-- WHAT IS BEING ASKED --
Every line of the records must be repeated exactly; pictures stay out.

Saved entries
* * * *

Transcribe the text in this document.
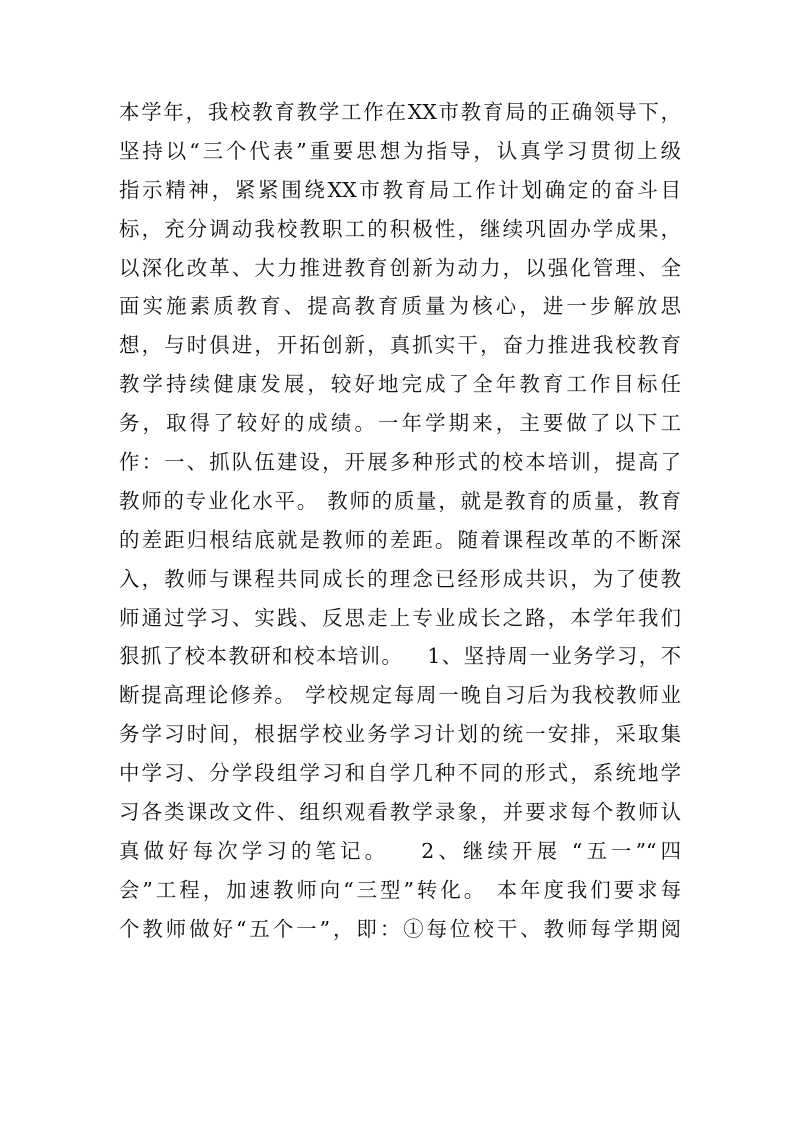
本学年，我校教育教学工作在XX市教育局的正确领导下，
坚持以“三个代表”重要思想为指导，认真学习贯彻上级
指示精神，紧紧围绕XX市教育局工作计划确定的奋斗目
标，充分调动我校教职工的积极性，继续巩固办学成果，
以深化改革、大力推进教育创新为动力，以强化管理、全
面实施素质教育、提高教育质量为核心，进一步解放思
想，与时俱进，开拓创新，真抓实干，奋力推进我校教育
教学持续健康发展，较好地完成了全年教育工作目标任
务，取得了较好的成绩。一年学期来，主要做了以下工
作：一、抓队伍建设，开展多种形式的校本培训，提高了
教师的专业化水平。 教师的质量，就是教育的质量，教育
的差距归根结底就是教师的差距。随着课程改革的不断深
入，教师与课程共同成长的理念已经形成共识，为了使教
师通过学习、实践、反思走上专业成长之路，本学年我们
狠抓了校本教研和校本培训。   1、坚持周一业务学习，不
断提高理论修养。 学校规定每周一晚自习后为我校教师业
务学习时间，根据学校业务学习计划的统一安排，采取集
中学习、分学段组学习和自学几种不同的形式，系统地学
习各类课改文件、组织观看教学录象，并要求每个教师认
真做好每次学习的笔记。   2、继续开展 “五一”“四
会”工程，加速教师向“三型”转化。 本年度我们要求每
个教师做好“五个一”，即：①每位校干、教师每学期阅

* * * *

-- WRITTEN ANSWER --
Transcribe the text in this document.
本学年，我校教育教学工作在XX市教育局的正确领导下，
坚持以“三个代表”重要思想为指导，认真学习贯彻上级
指示精神，紧紧围绕XX市教育局工作计划确定的奋斗目
标，充分调动我校教职工的积极性，继续巩固办学成果，
以深化改革、大力推进教育创新为动力，以强化管理、全
面实施素质教育、提高教育质量为核心，进一步解放思
想，与时俱进，开拓创新，真抓实干，奋力推进我校教育
教学持续健康发展，较好地完成了全年教育工作目标任
务，取得了较好的成绩。一年学期来，主要做了以下工
作：一、抓队伍建设，开展多种形式的校本培训，提高了
教师的专业化水平。 教师的质量，就是教育的质量，教育
的差距归根结底就是教师的差距。随着课程改革的不断深
入，教师与课程共同成长的理念已经形成共识，为了使教
师通过学习、实践、反思走上专业成长之路，本学年我们
狠抓了校本教研和校本培训。   1、坚持周一业务学习，不
断提高理论修养。 学校规定每周一晚自习后为我校教师业
务学习时间，根据学校业务学习计划的统一安排，采取集
中学习、分学段组学习和自学几种不同的形式，系统地学
习各类课改文件、组织观看教学录象，并要求每个教师认
真做好每次学习的笔记。   2、继续开展 “五一”“四
会”工程，加速教师向“三型”转化。 本年度我们要求每
个教师做好“五个一”，即：①每位校干、教师每学期阅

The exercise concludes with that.